▸ **SET TASK A**
Can you sum up the royalty clause in two sentences?

▸ **TEXT TO READ**
■ ■ ■

3.3 In connection with Royalties owing pursuant to Clause 3.1(c), the
Licensee shall, commencing December 1, 1998, pay the Licensor a
monthly Royalty on account of forty-thousand dollars ($40,000)
which shall be paid no later than the first day of each month from
and after December 1, 1998.
3.4 (a) Within ninety (90) days following the end of the Partial
Royalty Year and thereafter within ninety (90) days
following each Royalty Year commencing June 1, 1999, to the
extent that the amounts theretofore paid by Licensee to the
Licensor under Clause 3.3 is less than the Royalties
otherwise due and owing by the Licensee to the Licensor
(pursuant to Clause 3.1(c) above), the difference shall be
paid by the Licensee to the Licensor.

■ ■ ■

Records of where elements appear:
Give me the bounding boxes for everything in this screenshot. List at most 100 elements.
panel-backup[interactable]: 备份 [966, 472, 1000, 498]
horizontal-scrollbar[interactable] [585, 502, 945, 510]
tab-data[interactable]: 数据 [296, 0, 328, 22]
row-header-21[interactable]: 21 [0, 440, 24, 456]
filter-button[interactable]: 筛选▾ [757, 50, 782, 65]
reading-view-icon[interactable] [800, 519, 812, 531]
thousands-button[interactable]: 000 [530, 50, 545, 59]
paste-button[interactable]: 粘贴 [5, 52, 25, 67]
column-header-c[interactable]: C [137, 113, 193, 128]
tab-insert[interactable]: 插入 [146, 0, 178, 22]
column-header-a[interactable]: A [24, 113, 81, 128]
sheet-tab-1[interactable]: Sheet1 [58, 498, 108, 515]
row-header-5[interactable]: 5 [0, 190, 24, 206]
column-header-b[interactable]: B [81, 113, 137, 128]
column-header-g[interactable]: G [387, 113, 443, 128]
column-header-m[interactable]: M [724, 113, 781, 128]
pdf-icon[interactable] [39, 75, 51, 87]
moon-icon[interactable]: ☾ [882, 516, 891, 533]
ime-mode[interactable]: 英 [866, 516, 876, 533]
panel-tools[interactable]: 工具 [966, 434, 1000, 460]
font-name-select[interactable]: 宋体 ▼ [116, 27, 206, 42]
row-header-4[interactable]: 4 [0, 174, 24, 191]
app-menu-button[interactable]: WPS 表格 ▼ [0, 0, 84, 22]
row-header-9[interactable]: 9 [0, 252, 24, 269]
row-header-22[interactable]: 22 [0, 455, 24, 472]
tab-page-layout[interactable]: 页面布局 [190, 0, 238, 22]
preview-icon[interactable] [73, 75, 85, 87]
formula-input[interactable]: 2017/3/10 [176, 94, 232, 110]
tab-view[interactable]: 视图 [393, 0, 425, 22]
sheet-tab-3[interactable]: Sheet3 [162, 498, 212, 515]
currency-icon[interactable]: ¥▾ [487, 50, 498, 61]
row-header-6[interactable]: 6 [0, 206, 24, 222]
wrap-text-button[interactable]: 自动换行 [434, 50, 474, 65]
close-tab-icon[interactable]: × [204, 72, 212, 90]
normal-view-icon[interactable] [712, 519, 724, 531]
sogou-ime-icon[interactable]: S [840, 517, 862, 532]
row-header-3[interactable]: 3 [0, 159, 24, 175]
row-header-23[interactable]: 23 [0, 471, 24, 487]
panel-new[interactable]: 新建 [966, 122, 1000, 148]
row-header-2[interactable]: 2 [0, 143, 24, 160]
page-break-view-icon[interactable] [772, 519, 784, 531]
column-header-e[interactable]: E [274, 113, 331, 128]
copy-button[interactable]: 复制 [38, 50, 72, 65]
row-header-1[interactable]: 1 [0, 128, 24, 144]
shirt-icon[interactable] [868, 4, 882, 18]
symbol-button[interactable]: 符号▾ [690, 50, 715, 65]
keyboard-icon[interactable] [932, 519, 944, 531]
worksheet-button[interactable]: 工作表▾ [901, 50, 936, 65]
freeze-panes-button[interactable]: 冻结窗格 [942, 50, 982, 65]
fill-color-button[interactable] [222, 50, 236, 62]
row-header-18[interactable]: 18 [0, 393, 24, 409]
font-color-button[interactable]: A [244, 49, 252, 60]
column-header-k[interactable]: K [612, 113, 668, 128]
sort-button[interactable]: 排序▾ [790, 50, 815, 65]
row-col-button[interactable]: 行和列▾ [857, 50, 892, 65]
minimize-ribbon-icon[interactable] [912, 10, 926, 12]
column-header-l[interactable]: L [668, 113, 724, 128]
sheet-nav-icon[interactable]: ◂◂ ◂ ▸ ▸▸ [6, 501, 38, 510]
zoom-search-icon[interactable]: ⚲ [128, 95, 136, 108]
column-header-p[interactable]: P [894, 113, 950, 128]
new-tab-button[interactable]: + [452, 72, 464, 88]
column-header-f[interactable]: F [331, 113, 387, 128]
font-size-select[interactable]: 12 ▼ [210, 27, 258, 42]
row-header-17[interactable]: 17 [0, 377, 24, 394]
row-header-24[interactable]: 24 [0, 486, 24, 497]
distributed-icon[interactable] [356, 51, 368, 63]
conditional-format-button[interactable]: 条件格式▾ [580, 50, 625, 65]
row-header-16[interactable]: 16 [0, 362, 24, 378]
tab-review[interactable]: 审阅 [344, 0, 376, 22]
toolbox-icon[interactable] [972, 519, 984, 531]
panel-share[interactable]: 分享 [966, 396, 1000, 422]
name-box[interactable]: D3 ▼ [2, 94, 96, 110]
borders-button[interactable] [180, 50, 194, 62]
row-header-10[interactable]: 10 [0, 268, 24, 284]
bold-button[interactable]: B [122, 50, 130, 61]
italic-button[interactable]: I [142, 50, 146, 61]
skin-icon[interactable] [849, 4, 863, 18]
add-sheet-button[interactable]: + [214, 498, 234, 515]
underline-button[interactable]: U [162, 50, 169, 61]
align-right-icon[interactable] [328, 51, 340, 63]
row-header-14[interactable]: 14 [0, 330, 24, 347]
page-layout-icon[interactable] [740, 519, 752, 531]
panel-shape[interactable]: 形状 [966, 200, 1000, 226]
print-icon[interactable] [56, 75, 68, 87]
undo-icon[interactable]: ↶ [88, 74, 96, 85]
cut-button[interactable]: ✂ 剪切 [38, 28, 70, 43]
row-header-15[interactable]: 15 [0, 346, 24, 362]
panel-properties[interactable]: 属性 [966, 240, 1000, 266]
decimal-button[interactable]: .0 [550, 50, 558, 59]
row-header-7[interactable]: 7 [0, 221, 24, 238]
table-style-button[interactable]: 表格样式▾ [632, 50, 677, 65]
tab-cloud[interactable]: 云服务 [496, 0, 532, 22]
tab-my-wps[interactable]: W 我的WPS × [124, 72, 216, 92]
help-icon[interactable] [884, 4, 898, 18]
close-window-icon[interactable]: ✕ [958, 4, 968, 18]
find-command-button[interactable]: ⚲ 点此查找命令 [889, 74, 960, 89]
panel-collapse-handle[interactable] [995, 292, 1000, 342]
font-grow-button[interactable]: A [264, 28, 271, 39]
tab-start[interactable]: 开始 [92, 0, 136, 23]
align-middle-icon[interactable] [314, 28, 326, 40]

■ ■ ■

▸ **SET TASK B**
Could you render the records, from their first line through the line containing "row-header-5[interactable]: 5 [0, 190, 24, 206]" (both ends included), as a JSON list of strings with one string per line and blank lines left out?

▸ **FULL OUTPUT A**
Starting December 1, 1998, the Licensee must pay the Licensor a monthly Royalty of forty thousand dollars ($40,000) on account of Royalties owing under Clause 3.1(c), due no later than the first day of each month. Within ninety days after the end of the Partial Royalty Year, and after each Royalty Year beginning June 1, 1999, the Licensee must pay the Licensor any amount by which its Clause 3.3 payments fall short of the Royalties otherwise due.

▸ **FULL OUTPUT B**
[
  "Give me the bounding boxes for everything in this screenshot. List at most 100 elements.",
  "panel-backup[interactable]: 备份 [966, 472, 1000, 498]",
  "horizontal-scrollbar[interactable] [585, 502, 945, 510]",
  "tab-data[interactable]: 数据 [296, 0, 328, 22]",
  "row-header-21[interactable]: 21 [0, 440, 24, 456]",
  "filter-button[interactable]: 筛选▾ [757, 50, 782, 65]",
  "reading-view-icon[interactable] [800, 519, 812, 531]",
  "thousands-button[interactable]: 000 [530, 50, 545, 59]",
  "paste-button[interactable]: 粘贴 [5, 52, 25, 67]",
  "column-header-c[interactable]: C [137, 113, 193, 128]",
  "tab-insert[interactable]: 插入 [146, 0, 178, 22]",
  "column-header-a[interactable]: A [24, 113, 81, 128]",
  "sheet-tab-1[interactable]: Sheet1 [58, 498, 108, 515]",
  "row-header-5[interactable]: 5 [0, 190, 24, 206]"
]